The task: Print the entries below in their entirety, exactly as they are written.

>> START Dataset records

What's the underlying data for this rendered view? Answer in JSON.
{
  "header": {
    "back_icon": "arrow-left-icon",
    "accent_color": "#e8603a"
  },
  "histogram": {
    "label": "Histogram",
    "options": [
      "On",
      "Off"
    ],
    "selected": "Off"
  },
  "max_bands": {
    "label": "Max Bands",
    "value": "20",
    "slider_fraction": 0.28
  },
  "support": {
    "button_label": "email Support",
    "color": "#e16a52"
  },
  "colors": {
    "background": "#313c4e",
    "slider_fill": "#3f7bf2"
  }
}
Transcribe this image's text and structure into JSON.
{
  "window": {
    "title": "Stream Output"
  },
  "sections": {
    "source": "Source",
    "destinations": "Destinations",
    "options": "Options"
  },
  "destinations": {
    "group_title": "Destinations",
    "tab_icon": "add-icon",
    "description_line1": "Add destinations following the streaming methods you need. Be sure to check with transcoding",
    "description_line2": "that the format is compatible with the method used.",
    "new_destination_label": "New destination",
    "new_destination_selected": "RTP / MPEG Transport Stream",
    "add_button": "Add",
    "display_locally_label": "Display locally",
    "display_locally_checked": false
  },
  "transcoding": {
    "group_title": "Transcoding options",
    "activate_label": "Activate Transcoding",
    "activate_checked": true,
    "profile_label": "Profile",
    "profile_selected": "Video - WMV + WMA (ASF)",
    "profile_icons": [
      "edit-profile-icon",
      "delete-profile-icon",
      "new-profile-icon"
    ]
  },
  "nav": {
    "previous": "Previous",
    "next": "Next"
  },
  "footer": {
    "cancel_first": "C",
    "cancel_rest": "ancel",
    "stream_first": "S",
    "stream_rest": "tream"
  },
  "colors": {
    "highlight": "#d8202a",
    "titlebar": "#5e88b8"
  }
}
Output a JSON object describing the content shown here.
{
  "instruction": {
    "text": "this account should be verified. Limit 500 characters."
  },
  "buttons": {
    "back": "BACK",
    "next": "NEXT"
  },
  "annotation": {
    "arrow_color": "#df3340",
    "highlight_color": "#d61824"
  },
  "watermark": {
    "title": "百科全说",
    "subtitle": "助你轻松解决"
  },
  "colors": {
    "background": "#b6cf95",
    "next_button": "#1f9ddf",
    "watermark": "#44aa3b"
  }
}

>> END Dataset records

Answer below:
What's the underlying data for this rendered view? Answer in JSON.
{
  "header": {
    "back_icon": "arrow-left-icon",
    "accent_color": "#e8603a"
  },
  "histogram": {
    "label": "Histogram",
    "options": [
      "On",
      "Off"
    ],
    "selected": "Off"
  },
  "max_bands": {
    "label": "Max Bands",
    "value": "20",
    "slider_fraction": 0.28
  },
  "support": {
    "button_label": "email Support",
    "color": "#e16a52"
  },
  "colors": {
    "background": "#313c4e",
    "slider_fill": "#3f7bf2"
  }
}
Transcribe this image's text and structure into JSON.
{
  "window": {
    "title": "Stream Output"
  },
  "sections": {
    "source": "Source",
    "destinations": "Destinations",
    "options": "Options"
  },
  "destinations": {
    "group_title": "Destinations",
    "tab_icon": "add-icon",
    "description_line1": "Add destinations following the streaming methods you need. Be sure to check with transcoding",
    "description_line2": "that the format is compatible with the method used.",
    "new_destination_label": "New destination",
    "new_destination_selected": "RTP / MPEG Transport Stream",
    "add_button": "Add",
    "display_locally_label": "Display locally",
    "display_locally_checked": false
  },
  "transcoding": {
    "group_title": "Transcoding options",
    "activate_label": "Activate Transcoding",
    "activate_checked": true,
    "profile_label": "Profile",
    "profile_selected": "Video - WMV + WMA (ASF)",
    "profile_icons": [
      "edit-profile-icon",
      "delete-profile-icon",
      "new-profile-icon"
    ]
  },
  "nav": {
    "previous": "Previous",
    "next": "Next"
  },
  "footer": {
    "cancel_first": "C",
    "cancel_rest": "ancel",
    "stream_first": "S",
    "stream_rest": "tream"
  },
  "colors": {
    "highlight": "#d8202a",
    "titlebar": "#5e88b8"
  }
}
Output a JSON object describing the content shown here.
{
  "instruction": {
    "text": "this account should be verified. Limit 500 characters."
  },
  "buttons": {
    "back": "BACK",
    "next": "NEXT"
  },
  "annotation": {
    "arrow_color": "#df3340",
    "highlight_color": "#d61824"
  },
  "watermark": {
    "title": "百科全说",
    "subtitle": "助你轻松解决"
  },
  "colors": {
    "background": "#b6cf95",
    "next_button": "#1f9ddf",
    "watermark": "#44aa3b"
  }
}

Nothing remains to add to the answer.